▶ **抽出テキスト**:

------------------------------

社交ダンスでは、初心者のころから
「下を向いて踊ってはいけません」「姿勢を崩してはいけません」
ということを、徹底的に叩き込まれる。
ほとんど、躾(しつけ)に近い感じで、厳しい指導を受ける。
日本の社交ダンスの指導の基本は、「2階席を見て踊れ!」。
つまりは、視線を斜め上に向けたまま、両肘を真横に張った姿勢をキープしたまま
踊りなさい・・・・ということを意味します。
はい、ここで問題です。
混雑しているフロアーで、身長の高い男性が、斜め上を見て踊ったら、どうなるか?
男性のすぐそばに、背の低い女性が踊っていたとしても、斜め上を見て踊っている男性の
視界には女性の姿はありません。
下を見てはいけません! 上を見て踊りましょう!
というのが、日本の社交ダンスの指導方法です。
背の低い女性とぶつからないように、細心の注意を払いながら、
女性を避けて踊る男性は「ダンスを知らない、悪い男性」であって
背の低い女性を視界から外して、上を見て、女性を跳ね飛して転倒させる
ような踊りをする男性が「ダンスの上級者」というのが、、日本の社交ダンスの指導です。
基礎(きそ)と糞(くそ)、似ているようでも、大違い!
日本の社交ダンスのプロ教師は、根本的な部分で、致命的な間違いをしています。

------------------------------

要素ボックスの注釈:
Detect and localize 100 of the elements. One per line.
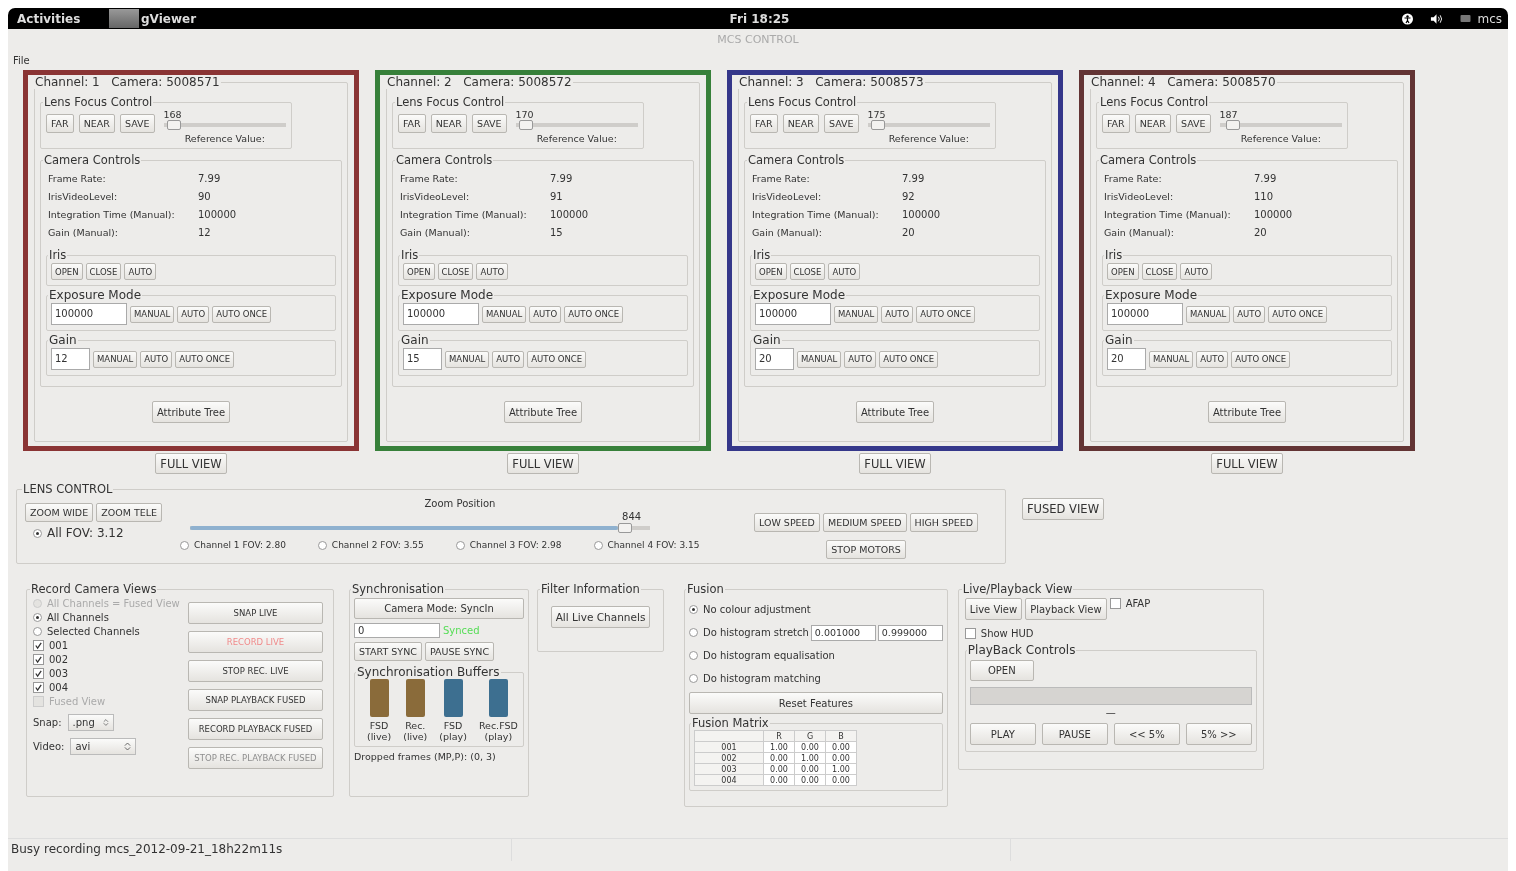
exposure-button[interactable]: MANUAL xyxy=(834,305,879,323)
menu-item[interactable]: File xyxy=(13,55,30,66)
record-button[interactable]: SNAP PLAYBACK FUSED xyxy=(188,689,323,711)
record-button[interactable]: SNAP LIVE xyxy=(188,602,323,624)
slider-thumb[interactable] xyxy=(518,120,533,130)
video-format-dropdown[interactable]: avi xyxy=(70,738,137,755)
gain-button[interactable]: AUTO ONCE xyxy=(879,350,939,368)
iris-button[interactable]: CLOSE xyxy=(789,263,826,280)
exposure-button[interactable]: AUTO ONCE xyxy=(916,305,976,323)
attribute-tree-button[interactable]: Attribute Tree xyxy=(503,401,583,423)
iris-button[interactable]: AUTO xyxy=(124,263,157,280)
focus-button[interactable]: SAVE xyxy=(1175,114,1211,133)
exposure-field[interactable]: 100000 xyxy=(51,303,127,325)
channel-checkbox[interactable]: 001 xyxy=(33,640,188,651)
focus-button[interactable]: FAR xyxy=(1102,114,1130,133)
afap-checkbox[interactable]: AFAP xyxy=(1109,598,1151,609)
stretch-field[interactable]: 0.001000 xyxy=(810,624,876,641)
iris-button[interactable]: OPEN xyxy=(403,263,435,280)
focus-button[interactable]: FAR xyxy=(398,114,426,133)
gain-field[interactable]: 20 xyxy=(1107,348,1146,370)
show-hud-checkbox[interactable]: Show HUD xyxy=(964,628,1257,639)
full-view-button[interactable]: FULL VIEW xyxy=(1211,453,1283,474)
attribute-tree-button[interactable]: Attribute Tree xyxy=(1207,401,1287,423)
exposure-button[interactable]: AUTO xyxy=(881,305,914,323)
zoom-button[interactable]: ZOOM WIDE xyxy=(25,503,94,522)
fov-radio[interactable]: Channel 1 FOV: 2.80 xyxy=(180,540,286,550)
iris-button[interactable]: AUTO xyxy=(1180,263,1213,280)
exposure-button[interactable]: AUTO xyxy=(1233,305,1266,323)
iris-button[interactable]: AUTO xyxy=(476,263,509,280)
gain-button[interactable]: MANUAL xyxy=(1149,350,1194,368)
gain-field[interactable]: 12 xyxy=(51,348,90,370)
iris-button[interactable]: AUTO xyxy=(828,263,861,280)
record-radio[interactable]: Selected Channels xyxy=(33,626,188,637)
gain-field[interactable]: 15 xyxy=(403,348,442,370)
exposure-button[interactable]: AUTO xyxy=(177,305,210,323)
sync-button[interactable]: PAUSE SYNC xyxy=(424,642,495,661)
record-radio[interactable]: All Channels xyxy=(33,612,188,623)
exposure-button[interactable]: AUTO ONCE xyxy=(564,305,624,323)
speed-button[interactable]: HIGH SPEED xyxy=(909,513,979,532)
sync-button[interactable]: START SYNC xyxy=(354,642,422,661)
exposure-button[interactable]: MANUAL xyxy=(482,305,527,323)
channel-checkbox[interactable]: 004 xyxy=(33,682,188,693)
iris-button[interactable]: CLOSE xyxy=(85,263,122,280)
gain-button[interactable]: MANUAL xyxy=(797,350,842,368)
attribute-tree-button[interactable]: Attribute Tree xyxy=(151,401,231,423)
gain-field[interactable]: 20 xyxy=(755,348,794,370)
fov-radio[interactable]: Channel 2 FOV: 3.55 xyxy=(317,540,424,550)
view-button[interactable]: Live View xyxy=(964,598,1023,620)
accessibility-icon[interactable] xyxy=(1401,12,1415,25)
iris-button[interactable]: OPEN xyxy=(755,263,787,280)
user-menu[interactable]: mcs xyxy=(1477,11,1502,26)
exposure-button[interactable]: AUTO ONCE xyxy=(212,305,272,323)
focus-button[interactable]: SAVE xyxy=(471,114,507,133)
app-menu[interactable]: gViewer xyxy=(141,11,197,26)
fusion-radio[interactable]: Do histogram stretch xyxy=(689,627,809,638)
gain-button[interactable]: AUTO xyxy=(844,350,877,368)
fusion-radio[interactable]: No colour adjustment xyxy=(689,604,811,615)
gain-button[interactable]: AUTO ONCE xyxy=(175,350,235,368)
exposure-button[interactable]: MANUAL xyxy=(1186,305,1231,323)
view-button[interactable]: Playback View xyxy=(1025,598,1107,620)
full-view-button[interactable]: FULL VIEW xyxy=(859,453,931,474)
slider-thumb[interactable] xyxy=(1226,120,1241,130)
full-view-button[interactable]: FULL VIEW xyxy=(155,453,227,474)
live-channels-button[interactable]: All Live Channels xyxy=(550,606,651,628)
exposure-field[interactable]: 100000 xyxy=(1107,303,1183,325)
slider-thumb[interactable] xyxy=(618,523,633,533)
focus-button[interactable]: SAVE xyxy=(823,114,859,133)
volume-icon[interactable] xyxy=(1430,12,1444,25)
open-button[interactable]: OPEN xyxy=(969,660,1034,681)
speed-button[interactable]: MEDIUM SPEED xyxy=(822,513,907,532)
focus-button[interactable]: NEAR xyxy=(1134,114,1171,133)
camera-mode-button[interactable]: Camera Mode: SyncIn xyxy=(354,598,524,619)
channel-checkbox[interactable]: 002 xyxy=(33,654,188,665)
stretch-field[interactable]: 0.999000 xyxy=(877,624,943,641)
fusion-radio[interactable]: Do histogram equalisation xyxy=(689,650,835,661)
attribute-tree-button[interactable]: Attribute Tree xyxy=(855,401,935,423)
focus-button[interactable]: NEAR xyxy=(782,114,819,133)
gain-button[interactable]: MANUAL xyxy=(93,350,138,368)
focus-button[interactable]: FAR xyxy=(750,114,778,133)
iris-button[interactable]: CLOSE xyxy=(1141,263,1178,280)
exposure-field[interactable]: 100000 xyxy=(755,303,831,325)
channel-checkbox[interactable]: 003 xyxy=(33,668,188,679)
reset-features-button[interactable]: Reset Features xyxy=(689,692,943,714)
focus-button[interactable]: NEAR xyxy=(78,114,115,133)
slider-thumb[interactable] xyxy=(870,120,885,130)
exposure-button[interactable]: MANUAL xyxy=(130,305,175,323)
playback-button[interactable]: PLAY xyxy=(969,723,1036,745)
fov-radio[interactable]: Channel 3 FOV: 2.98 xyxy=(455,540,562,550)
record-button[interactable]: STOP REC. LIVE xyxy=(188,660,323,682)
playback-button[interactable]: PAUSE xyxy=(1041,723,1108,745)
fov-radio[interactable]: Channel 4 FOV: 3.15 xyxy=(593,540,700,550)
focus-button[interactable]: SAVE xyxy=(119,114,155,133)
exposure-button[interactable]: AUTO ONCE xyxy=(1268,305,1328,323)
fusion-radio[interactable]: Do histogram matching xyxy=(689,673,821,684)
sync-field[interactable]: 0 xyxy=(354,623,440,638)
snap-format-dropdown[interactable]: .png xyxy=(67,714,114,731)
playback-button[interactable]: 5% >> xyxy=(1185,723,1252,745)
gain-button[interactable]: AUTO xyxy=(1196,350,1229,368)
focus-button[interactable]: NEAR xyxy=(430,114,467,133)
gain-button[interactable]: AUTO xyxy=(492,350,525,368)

------------------------------

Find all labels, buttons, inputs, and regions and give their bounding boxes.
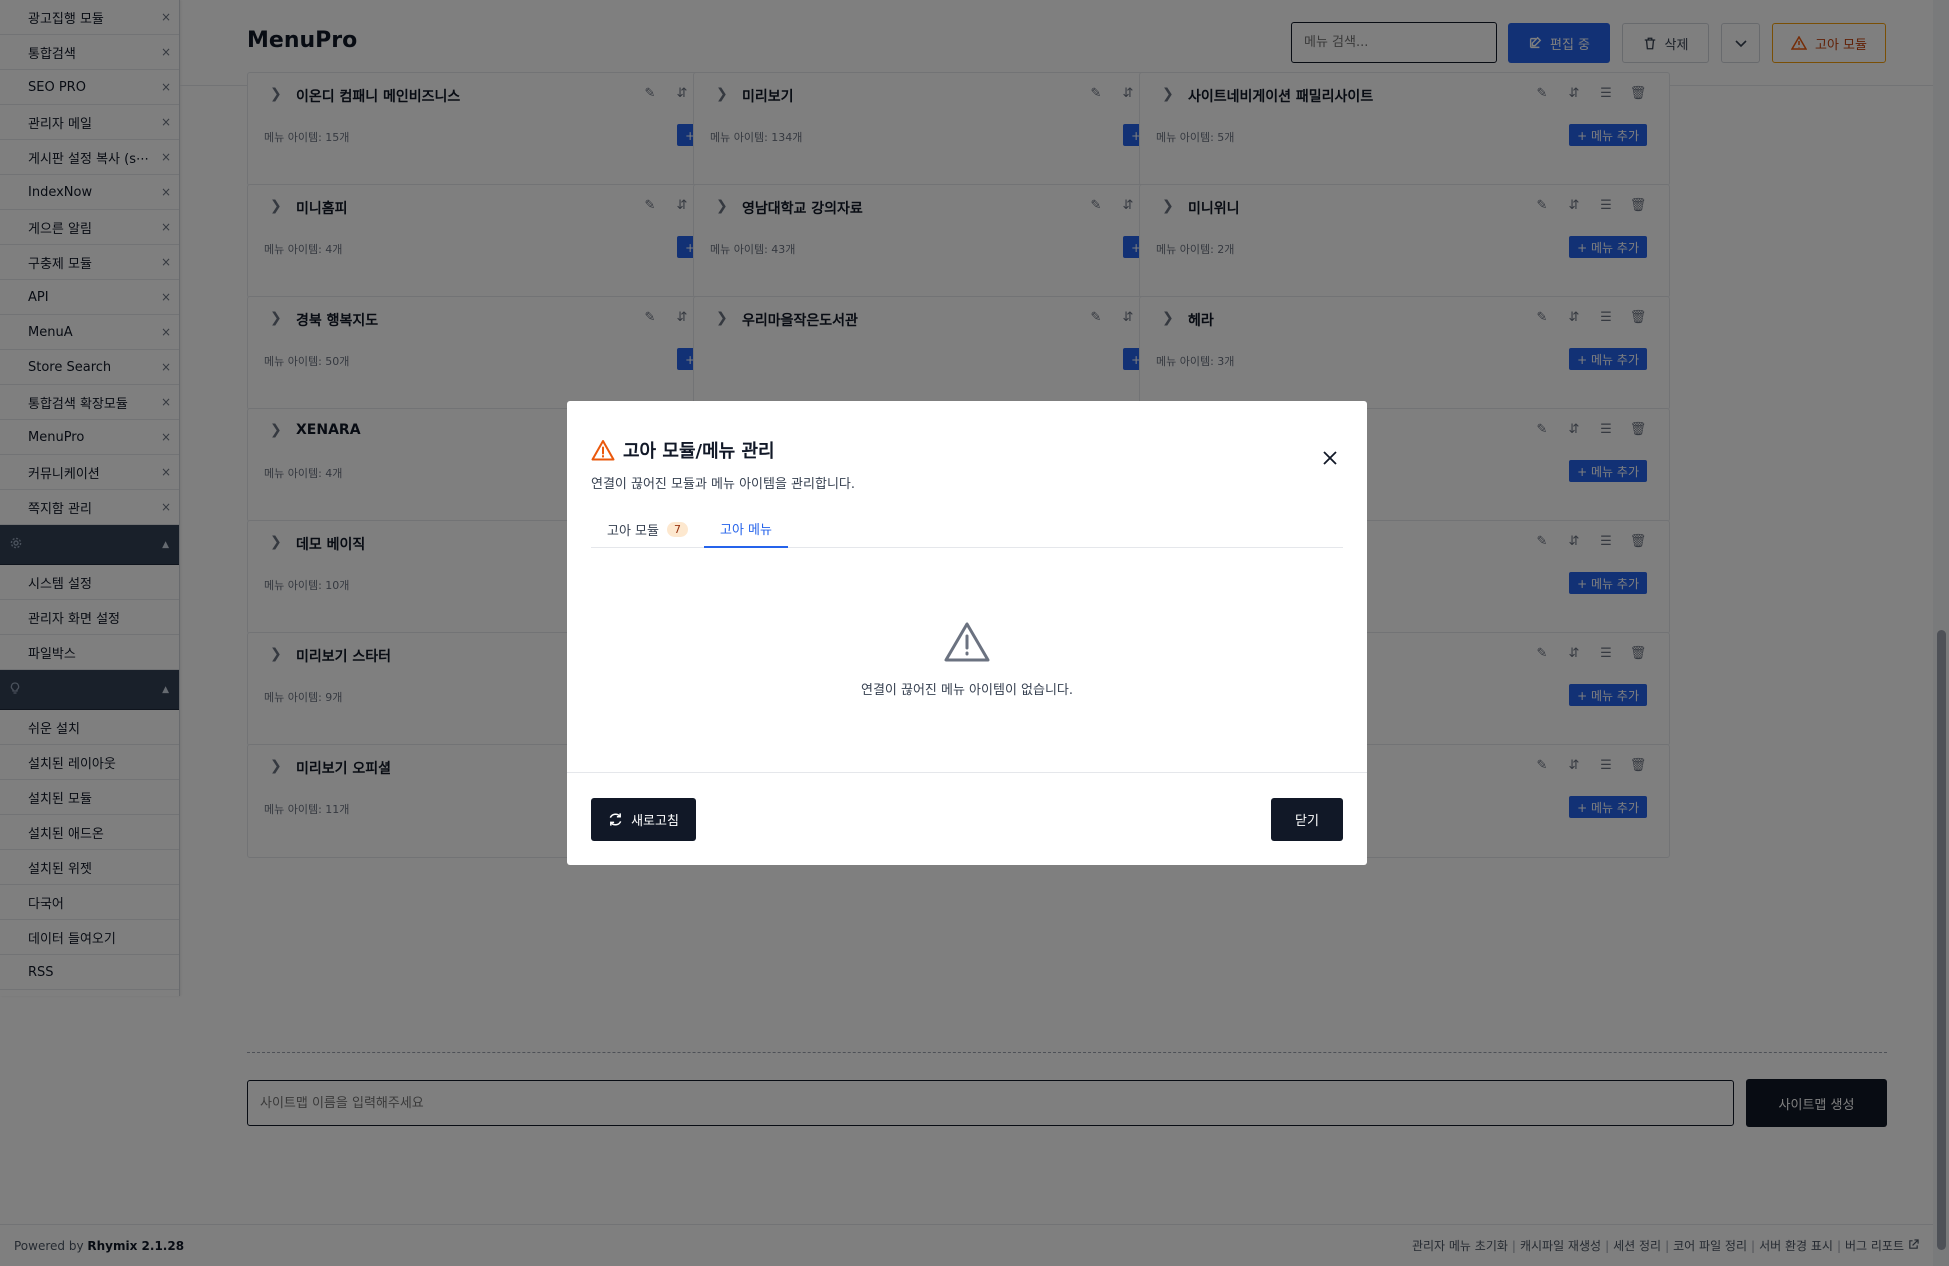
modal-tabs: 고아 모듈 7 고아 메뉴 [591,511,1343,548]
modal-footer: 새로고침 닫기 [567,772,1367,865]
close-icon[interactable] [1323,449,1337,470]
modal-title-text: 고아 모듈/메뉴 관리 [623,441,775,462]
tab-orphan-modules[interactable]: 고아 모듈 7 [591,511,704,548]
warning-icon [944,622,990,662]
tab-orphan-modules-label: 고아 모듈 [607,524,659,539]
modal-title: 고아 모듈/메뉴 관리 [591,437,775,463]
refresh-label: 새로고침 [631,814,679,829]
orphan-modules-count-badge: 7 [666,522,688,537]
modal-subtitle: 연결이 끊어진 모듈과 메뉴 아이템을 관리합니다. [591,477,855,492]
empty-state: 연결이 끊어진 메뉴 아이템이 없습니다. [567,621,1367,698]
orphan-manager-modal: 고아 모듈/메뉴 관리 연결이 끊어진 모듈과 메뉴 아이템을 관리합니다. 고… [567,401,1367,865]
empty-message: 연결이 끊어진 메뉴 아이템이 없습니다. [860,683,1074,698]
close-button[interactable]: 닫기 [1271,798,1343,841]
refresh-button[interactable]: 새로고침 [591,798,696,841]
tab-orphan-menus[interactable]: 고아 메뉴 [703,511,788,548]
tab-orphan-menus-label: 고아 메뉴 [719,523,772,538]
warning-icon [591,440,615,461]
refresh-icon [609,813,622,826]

------------------------------

▶ **課題**:
社交ダンスの指導についての文章から、「ほとんど、躾(しつけ)に近い感じで、厳しい指導を受ける。」を含む語句で始まり「下を見てはいけません! 上を見て踊りましょう!」の直後で終わる部分を、一字一句変えずに返してもらえますか?

▶ **解答例**:
ほとんど、躾(しつけ)に近い感じで、厳しい指導を受ける。
日本の社交ダンスの指導の基本は、「2階席を見て踊れ!」。
つまりは、視線を斜め上に向けたまま、両肘を真横に張った姿勢をキープしたまま
踊りなさい・・・・ということを意味します。
はい、ここで問題です。
混雑しているフロアーで、身長の高い男性が、斜め上を見て踊ったら、どうなるか?
男性のすぐそばに、背の低い女性が踊っていたとしても、斜め上を見て踊っている男性の
視界には女性の姿はありません。
下を見てはいけません! 上を見て踊りましょう!